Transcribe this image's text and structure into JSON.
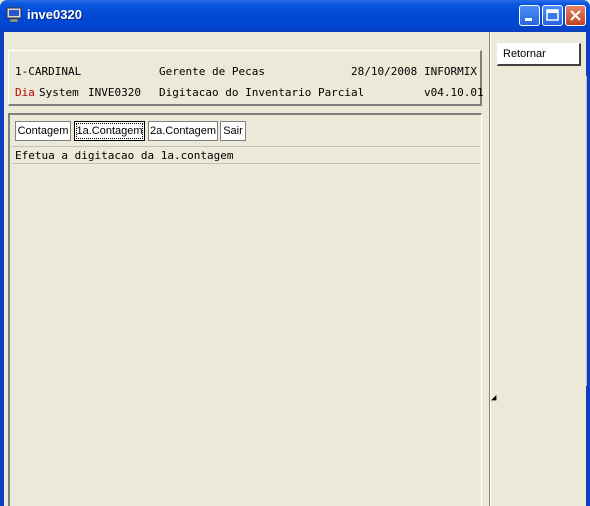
{
  "window": {
    "title": "inve0320"
  },
  "header": {
    "company": "1-CARDINAL",
    "module_title": "Gerente de Pecas",
    "date": "28/10/2008",
    "database": "INFORMIX",
    "brand_dia": "Dia",
    "brand_system": "System",
    "program": "INVE0320",
    "program_title": "Digitacao do Inventario Parcial",
    "version": "v04.10.01"
  },
  "menu": {
    "items": [
      {
        "label": "Contagem"
      },
      {
        "label": "1a.Contagem"
      },
      {
        "label": "2a.Contagem"
      },
      {
        "label": "Sair"
      }
    ],
    "selected": "1a.Contagem",
    "description": "Efetua a digitacao da 1a.contagem"
  },
  "side": {
    "retornar_label": "Retornar"
  },
  "colors": {
    "title_bar": "#0047d2",
    "accent_red": "#c00000",
    "background": "#ece9d8"
  }
}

#### STATED GOAL
Give back the whole listing as it stands, minus its pictures.

#### REPLY
Transcribe this image's text and structure into JSON.
{
  "window": {
    "title": "inve0320"
  },
  "header": {
    "company": "1-CARDINAL",
    "module_title": "Gerente de Pecas",
    "date": "28/10/2008",
    "database": "INFORMIX",
    "brand_dia": "Dia",
    "brand_system": "System",
    "program": "INVE0320",
    "program_title": "Digitacao do Inventario Parcial",
    "version": "v04.10.01"
  },
  "menu": {
    "items": [
      {
        "label": "Contagem"
      },
      {
        "label": "1a.Contagem"
      },
      {
        "label": "2a.Contagem"
      },
      {
        "label": "Sair"
      }
    ],
    "selected": "1a.Contagem",
    "description": "Efetua a digitacao da 1a.contagem"
  },
  "side": {
    "retornar_label": "Retornar"
  },
  "colors": {
    "title_bar": "#0047d2",
    "accent_red": "#c00000",
    "background": "#ece9d8"
  }
}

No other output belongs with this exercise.